- WHAT YOU ARE ASKED TO DO: Reproduce the data in its entirety, exactly as supplied.

* start *

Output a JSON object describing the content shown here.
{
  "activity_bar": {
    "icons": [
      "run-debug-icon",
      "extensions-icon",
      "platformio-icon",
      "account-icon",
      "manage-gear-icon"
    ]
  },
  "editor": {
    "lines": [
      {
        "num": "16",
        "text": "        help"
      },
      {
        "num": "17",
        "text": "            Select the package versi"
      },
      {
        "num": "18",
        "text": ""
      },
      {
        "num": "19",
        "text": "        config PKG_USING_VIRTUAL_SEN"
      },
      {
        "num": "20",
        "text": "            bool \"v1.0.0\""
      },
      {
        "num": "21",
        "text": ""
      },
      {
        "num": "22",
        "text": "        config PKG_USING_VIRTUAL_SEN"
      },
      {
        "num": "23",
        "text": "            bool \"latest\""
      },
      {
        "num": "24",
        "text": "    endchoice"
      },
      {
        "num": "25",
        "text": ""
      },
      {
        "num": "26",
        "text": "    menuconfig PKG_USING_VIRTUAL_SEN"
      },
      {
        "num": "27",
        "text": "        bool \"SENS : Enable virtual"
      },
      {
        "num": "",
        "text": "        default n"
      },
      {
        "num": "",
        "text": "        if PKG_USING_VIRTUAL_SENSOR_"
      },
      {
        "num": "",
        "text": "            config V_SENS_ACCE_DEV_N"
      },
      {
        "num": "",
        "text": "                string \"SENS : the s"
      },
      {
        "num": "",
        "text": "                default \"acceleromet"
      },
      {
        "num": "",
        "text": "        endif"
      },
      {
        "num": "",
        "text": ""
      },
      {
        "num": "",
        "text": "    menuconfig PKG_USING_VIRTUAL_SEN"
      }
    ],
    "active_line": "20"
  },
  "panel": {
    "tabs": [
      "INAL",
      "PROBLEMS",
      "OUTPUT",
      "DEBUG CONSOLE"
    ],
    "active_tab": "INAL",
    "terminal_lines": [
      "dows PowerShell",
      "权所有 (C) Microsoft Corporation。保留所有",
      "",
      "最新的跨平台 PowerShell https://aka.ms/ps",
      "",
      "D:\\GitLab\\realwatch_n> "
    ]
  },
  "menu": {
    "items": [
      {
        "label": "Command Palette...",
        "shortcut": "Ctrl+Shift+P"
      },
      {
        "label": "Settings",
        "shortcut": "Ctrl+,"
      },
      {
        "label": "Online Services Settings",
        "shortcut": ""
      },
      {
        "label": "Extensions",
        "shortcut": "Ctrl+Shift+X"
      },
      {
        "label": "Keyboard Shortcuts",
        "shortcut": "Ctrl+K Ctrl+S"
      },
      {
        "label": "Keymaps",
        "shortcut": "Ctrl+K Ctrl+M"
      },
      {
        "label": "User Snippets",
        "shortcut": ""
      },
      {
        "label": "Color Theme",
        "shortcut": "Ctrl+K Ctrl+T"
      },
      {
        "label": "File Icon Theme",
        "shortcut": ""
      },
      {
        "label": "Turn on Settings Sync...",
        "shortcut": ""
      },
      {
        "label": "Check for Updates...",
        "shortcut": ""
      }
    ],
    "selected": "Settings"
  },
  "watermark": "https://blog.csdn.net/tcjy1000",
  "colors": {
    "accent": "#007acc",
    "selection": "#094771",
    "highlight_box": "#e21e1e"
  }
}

* end *

- RESULT FOR THIS TASK:
Output a JSON object describing the content shown here.
{
  "activity_bar": {
    "icons": [
      "run-debug-icon",
      "extensions-icon",
      "platformio-icon",
      "account-icon",
      "manage-gear-icon"
    ]
  },
  "editor": {
    "lines": [
      {
        "num": "16",
        "text": "        help"
      },
      {
        "num": "17",
        "text": "            Select the package versi"
      },
      {
        "num": "18",
        "text": ""
      },
      {
        "num": "19",
        "text": "        config PKG_USING_VIRTUAL_SEN"
      },
      {
        "num": "20",
        "text": "            bool \"v1.0.0\""
      },
      {
        "num": "21",
        "text": ""
      },
      {
        "num": "22",
        "text": "        config PKG_USING_VIRTUAL_SEN"
      },
      {
        "num": "23",
        "text": "            bool \"latest\""
      },
      {
        "num": "24",
        "text": "    endchoice"
      },
      {
        "num": "25",
        "text": ""
      },
      {
        "num": "26",
        "text": "    menuconfig PKG_USING_VIRTUAL_SEN"
      },
      {
        "num": "27",
        "text": "        bool \"SENS : Enable virtual"
      },
      {
        "num": "",
        "text": "        default n"
      },
      {
        "num": "",
        "text": "        if PKG_USING_VIRTUAL_SENSOR_"
      },
      {
        "num": "",
        "text": "            config V_SENS_ACCE_DEV_N"
      },
      {
        "num": "",
        "text": "                string \"SENS : the s"
      },
      {
        "num": "",
        "text": "                default \"acceleromet"
      },
      {
        "num": "",
        "text": "        endif"
      },
      {
        "num": "",
        "text": ""
      },
      {
        "num": "",
        "text": "    menuconfig PKG_USING_VIRTUAL_SEN"
      }
    ],
    "active_line": "20"
  },
  "panel": {
    "tabs": [
      "INAL",
      "PROBLEMS",
      "OUTPUT",
      "DEBUG CONSOLE"
    ],
    "active_tab": "INAL",
    "terminal_lines": [
      "dows PowerShell",
      "权所有 (C) Microsoft Corporation。保留所有",
      "",
      "最新的跨平台 PowerShell https://aka.ms/ps",
      "",
      "D:\\GitLab\\realwatch_n> "
    ]
  },
  "menu": {
    "items": [
      {
        "label": "Command Palette...",
        "shortcut": "Ctrl+Shift+P"
      },
      {
        "label": "Settings",
        "shortcut": "Ctrl+,"
      },
      {
        "label": "Online Services Settings",
        "shortcut": ""
      },
      {
        "label": "Extensions",
        "shortcut": "Ctrl+Shift+X"
      },
      {
        "label": "Keyboard Shortcuts",
        "shortcut": "Ctrl+K Ctrl+S"
      },
      {
        "label": "Keymaps",
        "shortcut": "Ctrl+K Ctrl+M"
      },
      {
        "label": "User Snippets",
        "shortcut": ""
      },
      {
        "label": "Color Theme",
        "shortcut": "Ctrl+K Ctrl+T"
      },
      {
        "label": "File Icon Theme",
        "shortcut": ""
      },
      {
        "label": "Turn on Settings Sync...",
        "shortcut": ""
      },
      {
        "label": "Check for Updates...",
        "shortcut": ""
      }
    ],
    "selected": "Settings"
  },
  "watermark": "https://blog.csdn.net/tcjy1000",
  "colors": {
    "accent": "#007acc",
    "selection": "#094771",
    "highlight_box": "#e21e1e"
  }
}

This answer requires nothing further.